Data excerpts
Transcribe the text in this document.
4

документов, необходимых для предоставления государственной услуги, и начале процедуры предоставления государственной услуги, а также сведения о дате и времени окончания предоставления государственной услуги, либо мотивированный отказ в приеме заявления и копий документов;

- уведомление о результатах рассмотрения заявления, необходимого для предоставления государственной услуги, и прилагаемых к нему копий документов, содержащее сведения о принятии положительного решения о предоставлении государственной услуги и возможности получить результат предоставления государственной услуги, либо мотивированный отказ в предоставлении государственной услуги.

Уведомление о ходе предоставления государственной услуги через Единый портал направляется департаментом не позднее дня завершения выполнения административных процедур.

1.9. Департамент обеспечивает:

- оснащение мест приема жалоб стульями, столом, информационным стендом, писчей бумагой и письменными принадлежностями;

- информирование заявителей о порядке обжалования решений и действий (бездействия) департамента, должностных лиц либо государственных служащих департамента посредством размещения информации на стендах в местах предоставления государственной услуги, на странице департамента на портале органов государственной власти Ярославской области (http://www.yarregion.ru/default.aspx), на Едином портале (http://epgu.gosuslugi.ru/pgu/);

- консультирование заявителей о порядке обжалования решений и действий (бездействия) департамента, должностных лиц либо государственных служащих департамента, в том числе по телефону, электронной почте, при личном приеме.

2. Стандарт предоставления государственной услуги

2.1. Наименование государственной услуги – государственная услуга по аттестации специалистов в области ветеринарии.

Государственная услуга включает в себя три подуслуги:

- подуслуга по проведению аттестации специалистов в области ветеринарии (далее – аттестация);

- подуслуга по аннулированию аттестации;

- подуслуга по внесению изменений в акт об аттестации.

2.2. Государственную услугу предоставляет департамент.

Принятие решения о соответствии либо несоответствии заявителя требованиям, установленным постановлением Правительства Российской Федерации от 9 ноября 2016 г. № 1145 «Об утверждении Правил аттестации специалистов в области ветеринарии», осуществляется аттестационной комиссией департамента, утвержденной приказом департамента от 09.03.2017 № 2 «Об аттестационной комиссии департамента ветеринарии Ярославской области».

(Task details) Give back the data above exactly as it appears.

(The reply)
Transcribe the text in this document.
4

документов, необходимых для предоставления государственной услуги, и начале процедуры предоставления государственной услуги, а также сведения о дате и времени окончания предоставления государственной услуги, либо мотивированный отказ в приеме заявления и копий документов;

- уведомление о результатах рассмотрения заявления, необходимого для предоставления государственной услуги, и прилагаемых к нему копий документов, содержащее сведения о принятии положительного решения о предоставлении государственной услуги и возможности получить результат предоставления государственной услуги, либо мотивированный отказ в предоставлении государственной услуги.

Уведомление о ходе предоставления государственной услуги через Единый портал направляется департаментом не позднее дня завершения выполнения административных процедур.

1.9. Департамент обеспечивает:

- оснащение мест приема жалоб стульями, столом, информационным стендом, писчей бумагой и письменными принадлежностями;

- информирование заявителей о порядке обжалования решений и действий (бездействия) департамента, должностных лиц либо государственных служащих департамента посредством размещения информации на стендах в местах предоставления государственной услуги, на странице департамента на портале органов государственной власти Ярославской области (http://www.yarregion.ru/default.aspx), на Едином портале (http://epgu.gosuslugi.ru/pgu/);

- консультирование заявителей о порядке обжалования решений и действий (бездействия) департамента, должностных лиц либо государственных служащих департамента, в том числе по телефону, электронной почте, при личном приеме.

2. Стандарт предоставления государственной услуги

2.1. Наименование государственной услуги – государственная услуга по аттестации специалистов в области ветеринарии.

Государственная услуга включает в себя три подуслуги:

- подуслуга по проведению аттестации специалистов в области ветеринарии (далее – аттестация);

- подуслуга по аннулированию аттестации;

- подуслуга по внесению изменений в акт об аттестации.

2.2. Государственную услугу предоставляет департамент.

Принятие решения о соответствии либо несоответствии заявителя требованиям, установленным постановлением Правительства Российской Федерации от 9 ноября 2016 г. № 1145 «Об утверждении Правил аттестации специалистов в области ветеринарии», осуществляется аттестационной комиссией департамента, утвержденной приказом департамента от 09.03.2017 № 2 «Об аттестационной комиссии департамента ветеринарии Ярославской области».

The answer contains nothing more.